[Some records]
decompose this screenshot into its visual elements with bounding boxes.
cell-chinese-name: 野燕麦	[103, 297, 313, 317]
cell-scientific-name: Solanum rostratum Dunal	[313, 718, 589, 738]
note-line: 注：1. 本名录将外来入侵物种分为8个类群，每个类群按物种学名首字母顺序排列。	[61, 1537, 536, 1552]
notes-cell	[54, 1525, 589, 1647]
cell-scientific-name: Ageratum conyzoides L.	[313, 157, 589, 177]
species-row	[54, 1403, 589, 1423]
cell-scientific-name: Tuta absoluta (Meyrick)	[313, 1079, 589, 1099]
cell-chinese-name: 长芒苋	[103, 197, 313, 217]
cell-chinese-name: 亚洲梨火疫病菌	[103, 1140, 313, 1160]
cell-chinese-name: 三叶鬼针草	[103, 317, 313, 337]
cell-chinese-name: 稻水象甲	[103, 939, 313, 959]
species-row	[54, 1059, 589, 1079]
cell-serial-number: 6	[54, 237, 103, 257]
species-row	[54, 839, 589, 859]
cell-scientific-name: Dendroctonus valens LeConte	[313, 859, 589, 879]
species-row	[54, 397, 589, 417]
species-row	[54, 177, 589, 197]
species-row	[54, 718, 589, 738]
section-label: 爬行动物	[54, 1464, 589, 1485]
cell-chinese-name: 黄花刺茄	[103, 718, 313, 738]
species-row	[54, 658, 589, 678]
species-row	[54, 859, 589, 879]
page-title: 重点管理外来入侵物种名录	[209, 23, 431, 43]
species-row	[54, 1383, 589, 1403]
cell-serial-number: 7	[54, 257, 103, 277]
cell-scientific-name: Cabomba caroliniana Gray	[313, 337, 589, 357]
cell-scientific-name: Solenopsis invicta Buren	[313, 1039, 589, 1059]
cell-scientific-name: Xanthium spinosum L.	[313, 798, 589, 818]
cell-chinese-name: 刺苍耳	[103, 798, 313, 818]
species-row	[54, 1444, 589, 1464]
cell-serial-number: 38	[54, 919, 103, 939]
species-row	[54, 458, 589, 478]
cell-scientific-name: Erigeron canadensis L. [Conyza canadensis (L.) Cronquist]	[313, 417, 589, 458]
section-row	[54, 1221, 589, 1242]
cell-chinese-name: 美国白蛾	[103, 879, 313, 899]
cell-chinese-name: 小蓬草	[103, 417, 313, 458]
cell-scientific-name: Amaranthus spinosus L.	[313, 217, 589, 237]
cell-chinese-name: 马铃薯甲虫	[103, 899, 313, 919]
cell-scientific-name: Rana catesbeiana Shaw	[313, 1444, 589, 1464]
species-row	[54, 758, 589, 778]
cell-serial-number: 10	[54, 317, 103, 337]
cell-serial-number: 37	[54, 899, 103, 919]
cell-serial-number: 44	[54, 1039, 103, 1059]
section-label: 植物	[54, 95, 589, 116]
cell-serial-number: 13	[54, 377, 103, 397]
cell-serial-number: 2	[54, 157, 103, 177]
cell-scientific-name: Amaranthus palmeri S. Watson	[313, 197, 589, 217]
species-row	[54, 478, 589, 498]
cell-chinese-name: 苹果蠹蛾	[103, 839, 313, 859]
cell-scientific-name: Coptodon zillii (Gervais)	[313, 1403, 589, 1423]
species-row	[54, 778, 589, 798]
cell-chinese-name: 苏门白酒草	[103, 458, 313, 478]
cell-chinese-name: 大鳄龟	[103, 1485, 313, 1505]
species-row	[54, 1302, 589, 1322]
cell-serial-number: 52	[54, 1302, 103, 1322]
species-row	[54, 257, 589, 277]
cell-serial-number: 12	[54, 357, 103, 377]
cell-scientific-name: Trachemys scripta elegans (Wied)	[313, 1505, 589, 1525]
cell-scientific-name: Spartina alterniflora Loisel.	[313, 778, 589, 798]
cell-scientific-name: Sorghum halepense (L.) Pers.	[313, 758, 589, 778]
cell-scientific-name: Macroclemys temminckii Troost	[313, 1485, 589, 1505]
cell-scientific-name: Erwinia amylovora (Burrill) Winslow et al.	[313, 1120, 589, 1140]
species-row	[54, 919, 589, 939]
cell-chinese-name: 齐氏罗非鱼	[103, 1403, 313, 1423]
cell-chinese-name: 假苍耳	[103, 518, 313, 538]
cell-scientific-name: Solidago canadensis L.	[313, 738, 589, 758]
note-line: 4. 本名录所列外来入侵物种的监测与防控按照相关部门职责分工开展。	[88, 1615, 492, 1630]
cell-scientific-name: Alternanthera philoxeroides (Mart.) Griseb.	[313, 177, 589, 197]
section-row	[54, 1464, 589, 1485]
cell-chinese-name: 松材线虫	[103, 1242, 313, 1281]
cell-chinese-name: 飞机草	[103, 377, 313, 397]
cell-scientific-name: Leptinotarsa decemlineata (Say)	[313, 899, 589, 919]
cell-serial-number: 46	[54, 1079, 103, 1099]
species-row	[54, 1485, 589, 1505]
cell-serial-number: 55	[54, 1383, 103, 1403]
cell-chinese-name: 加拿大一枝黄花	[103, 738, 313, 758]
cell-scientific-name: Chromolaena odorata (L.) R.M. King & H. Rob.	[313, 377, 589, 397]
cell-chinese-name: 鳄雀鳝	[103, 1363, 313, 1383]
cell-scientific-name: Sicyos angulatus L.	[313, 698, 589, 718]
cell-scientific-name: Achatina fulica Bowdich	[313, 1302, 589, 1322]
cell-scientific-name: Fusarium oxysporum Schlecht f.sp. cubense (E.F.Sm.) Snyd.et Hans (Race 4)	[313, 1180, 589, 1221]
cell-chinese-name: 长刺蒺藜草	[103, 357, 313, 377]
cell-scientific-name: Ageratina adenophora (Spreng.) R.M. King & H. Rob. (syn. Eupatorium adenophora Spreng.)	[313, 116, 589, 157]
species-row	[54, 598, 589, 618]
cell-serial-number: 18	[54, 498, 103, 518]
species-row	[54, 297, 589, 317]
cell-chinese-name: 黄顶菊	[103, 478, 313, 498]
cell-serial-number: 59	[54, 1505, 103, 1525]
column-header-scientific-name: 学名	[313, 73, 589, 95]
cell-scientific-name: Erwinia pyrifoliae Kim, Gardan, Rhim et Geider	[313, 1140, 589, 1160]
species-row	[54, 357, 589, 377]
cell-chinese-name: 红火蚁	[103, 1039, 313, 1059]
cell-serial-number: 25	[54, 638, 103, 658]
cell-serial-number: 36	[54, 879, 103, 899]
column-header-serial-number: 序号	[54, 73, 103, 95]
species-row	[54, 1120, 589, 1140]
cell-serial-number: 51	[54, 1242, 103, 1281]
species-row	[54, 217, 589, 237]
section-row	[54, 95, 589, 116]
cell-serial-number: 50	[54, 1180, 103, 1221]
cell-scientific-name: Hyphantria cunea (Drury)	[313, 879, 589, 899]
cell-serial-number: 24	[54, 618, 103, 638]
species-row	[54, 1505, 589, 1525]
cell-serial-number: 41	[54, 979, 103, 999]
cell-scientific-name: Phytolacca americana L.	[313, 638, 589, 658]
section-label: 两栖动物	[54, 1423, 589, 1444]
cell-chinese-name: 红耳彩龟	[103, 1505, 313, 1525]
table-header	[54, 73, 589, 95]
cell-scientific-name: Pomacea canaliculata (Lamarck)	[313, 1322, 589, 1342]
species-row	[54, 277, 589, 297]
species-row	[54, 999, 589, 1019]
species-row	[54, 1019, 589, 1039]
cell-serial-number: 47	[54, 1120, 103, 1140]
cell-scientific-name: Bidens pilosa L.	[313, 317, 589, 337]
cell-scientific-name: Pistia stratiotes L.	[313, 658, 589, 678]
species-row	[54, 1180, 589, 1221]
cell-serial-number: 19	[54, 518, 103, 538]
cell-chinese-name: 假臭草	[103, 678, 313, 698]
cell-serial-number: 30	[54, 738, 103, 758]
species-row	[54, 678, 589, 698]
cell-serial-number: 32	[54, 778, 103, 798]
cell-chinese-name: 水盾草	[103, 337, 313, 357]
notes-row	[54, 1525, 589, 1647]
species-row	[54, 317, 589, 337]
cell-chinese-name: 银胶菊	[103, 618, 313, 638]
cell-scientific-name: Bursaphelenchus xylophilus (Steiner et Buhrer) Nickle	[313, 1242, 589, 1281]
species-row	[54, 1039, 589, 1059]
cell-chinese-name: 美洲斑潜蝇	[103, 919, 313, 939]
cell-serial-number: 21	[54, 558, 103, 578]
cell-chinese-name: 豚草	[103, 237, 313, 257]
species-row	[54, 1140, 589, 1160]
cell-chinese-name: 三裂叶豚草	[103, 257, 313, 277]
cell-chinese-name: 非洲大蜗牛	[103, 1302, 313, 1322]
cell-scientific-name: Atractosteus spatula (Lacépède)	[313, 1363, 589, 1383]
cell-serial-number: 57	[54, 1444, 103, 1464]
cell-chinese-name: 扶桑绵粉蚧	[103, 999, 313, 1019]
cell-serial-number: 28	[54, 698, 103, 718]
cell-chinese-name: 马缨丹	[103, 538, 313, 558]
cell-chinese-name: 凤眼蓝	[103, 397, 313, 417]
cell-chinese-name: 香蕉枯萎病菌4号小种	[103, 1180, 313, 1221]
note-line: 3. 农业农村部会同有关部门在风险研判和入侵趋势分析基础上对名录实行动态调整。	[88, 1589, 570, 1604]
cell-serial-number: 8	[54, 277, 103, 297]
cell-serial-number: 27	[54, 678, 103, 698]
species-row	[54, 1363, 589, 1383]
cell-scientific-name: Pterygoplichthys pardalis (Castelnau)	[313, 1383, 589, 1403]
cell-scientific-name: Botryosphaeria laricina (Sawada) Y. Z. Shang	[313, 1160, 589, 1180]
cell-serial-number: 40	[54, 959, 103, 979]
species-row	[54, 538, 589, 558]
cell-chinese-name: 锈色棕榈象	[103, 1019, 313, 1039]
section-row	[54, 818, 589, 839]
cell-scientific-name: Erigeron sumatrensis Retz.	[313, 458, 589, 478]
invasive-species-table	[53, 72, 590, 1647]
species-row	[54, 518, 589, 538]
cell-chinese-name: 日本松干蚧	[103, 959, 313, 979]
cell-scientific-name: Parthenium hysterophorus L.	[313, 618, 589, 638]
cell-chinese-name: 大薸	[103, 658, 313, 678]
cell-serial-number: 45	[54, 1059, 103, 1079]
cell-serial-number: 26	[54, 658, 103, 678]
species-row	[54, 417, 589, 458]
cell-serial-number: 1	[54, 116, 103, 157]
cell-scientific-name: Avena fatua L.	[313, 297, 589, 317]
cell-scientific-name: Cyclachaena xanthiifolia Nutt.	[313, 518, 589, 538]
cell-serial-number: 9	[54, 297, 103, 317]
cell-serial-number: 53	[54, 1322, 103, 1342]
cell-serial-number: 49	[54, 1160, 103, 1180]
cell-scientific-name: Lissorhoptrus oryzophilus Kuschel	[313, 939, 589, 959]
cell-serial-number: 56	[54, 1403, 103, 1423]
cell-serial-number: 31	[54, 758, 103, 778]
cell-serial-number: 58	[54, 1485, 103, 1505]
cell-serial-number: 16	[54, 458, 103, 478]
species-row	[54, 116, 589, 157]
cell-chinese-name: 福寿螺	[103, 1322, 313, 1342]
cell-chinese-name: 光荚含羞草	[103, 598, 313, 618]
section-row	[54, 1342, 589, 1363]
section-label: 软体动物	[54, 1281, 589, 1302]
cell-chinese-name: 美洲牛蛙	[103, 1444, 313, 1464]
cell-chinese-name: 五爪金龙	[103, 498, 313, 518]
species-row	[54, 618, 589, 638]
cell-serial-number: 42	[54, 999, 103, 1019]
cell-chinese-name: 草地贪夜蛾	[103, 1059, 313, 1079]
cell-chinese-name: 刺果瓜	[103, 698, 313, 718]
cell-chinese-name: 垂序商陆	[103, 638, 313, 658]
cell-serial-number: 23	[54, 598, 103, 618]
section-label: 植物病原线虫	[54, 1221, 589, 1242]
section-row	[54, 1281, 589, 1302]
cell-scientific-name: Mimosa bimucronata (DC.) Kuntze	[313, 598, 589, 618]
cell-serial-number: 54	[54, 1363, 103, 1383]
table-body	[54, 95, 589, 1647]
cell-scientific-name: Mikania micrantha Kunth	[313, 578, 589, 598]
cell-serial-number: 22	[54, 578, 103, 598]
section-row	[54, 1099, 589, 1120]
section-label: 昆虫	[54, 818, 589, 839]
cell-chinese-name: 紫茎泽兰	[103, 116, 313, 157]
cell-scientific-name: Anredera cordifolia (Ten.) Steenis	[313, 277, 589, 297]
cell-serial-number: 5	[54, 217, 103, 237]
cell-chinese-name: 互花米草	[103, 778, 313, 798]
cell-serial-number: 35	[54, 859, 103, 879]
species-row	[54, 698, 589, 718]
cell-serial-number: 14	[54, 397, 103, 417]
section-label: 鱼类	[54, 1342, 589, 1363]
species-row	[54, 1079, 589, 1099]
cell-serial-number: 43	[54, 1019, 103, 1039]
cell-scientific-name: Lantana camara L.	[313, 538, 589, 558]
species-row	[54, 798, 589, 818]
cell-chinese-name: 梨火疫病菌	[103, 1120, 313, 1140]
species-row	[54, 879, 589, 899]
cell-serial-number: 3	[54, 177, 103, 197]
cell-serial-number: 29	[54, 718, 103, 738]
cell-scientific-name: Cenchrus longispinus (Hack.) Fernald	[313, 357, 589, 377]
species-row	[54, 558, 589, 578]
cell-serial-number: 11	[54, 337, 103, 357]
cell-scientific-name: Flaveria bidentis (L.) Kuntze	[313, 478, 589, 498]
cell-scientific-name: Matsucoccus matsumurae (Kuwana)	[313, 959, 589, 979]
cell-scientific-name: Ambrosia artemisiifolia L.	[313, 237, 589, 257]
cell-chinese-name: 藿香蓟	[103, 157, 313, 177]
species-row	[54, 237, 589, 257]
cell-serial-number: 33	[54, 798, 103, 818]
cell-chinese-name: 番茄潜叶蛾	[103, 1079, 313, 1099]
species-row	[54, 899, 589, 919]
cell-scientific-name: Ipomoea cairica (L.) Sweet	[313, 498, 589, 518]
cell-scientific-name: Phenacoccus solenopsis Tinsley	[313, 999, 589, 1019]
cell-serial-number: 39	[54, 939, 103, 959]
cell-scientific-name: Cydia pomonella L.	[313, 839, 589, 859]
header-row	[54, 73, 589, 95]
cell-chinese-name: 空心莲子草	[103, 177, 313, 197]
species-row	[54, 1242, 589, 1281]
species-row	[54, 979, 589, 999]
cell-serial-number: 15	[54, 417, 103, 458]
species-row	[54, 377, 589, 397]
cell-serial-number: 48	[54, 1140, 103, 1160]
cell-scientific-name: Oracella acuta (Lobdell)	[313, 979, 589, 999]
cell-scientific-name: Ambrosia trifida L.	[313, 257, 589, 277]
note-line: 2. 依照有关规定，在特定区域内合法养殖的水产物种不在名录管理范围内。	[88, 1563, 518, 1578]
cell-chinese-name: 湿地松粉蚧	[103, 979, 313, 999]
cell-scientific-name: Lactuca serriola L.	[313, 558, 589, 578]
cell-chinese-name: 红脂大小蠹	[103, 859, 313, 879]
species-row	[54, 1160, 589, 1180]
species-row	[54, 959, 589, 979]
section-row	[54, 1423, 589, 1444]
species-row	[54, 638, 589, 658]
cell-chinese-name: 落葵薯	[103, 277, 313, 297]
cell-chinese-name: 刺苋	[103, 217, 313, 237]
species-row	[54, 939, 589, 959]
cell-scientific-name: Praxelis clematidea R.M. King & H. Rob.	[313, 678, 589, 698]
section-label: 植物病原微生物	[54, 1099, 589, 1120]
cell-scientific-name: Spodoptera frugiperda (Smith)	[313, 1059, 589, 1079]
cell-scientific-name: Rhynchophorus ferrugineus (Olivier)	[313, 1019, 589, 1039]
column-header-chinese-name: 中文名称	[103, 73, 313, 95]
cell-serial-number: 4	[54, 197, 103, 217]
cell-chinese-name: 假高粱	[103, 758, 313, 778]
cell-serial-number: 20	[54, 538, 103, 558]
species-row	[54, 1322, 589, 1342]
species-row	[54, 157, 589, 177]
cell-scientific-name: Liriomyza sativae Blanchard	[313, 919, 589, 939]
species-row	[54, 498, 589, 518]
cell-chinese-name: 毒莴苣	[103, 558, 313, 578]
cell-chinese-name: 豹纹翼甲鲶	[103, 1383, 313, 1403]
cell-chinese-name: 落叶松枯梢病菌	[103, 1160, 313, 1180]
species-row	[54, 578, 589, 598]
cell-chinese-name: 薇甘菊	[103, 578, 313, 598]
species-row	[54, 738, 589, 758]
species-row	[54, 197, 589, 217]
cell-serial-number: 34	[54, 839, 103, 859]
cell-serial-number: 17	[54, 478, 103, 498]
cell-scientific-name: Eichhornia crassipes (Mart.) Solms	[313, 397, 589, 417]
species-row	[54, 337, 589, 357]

WRITTEN TASK: Write out, verbatim, every line from the start of the records down to the line containing "1039, 103, 1059]", including both of these lines.

OUTPUT FOR THIS TASK:
decompose this screenshot into its visual elements with bounding boxes.
cell-chinese-name: 野燕麦	[103, 297, 313, 317]
cell-scientific-name: Solanum rostratum Dunal	[313, 718, 589, 738]
note-line: 注：1. 本名录将外来入侵物种分为8个类群，每个类群按物种学名首字母顺序排列。	[61, 1537, 536, 1552]
notes-cell	[54, 1525, 589, 1647]
cell-scientific-name: Ageratum conyzoides L.	[313, 157, 589, 177]
species-row	[54, 1403, 589, 1423]
cell-scientific-name: Tuta absoluta (Meyrick)	[313, 1079, 589, 1099]
cell-chinese-name: 长芒苋	[103, 197, 313, 217]
cell-chinese-name: 亚洲梨火疫病菌	[103, 1140, 313, 1160]
cell-chinese-name: 三叶鬼针草	[103, 317, 313, 337]
cell-chinese-name: 稻水象甲	[103, 939, 313, 959]
species-row	[54, 1059, 589, 1079]
cell-serial-number: 6	[54, 237, 103, 257]
species-row	[54, 839, 589, 859]
cell-scientific-name: Dendroctonus valens LeConte	[313, 859, 589, 879]
species-row	[54, 397, 589, 417]
species-row	[54, 177, 589, 197]
species-row	[54, 718, 589, 738]
section-label: 爬行动物	[54, 1464, 589, 1485]
cell-chinese-name: 黄花刺茄	[103, 718, 313, 738]
species-row	[54, 658, 589, 678]
species-row	[54, 859, 589, 879]
page-title: 重点管理外来入侵物种名录	[209, 23, 431, 43]
species-row	[54, 1383, 589, 1403]
cell-serial-number: 7	[54, 257, 103, 277]
cell-scientific-name: Cabomba caroliniana Gray	[313, 337, 589, 357]
cell-scientific-name: Solenopsis invicta Buren	[313, 1039, 589, 1059]
cell-scientific-name: Xanthium spinosum L.	[313, 798, 589, 818]
cell-chinese-name: 刺苍耳	[103, 798, 313, 818]
species-row	[54, 1444, 589, 1464]
cell-serial-number: 38	[54, 919, 103, 939]
species-row	[54, 458, 589, 478]
cell-scientific-name: Erigeron canadensis L. [Conyza canadensis (L.) Cronquist]	[313, 417, 589, 458]
section-row	[54, 1221, 589, 1242]
cell-chinese-name: 美国白蛾	[103, 879, 313, 899]
cell-chinese-name: 小蓬草	[103, 417, 313, 458]
cell-scientific-name: Amaranthus spinosus L.	[313, 217, 589, 237]
cell-chinese-name: 马铃薯甲虫	[103, 899, 313, 919]
cell-scientific-name: Rana catesbeiana Shaw	[313, 1444, 589, 1464]
species-row	[54, 758, 589, 778]
cell-serial-number: 10	[54, 317, 103, 337]
cell-serial-number: 37	[54, 899, 103, 919]
cell-serial-number: 44	[54, 1039, 103, 1059]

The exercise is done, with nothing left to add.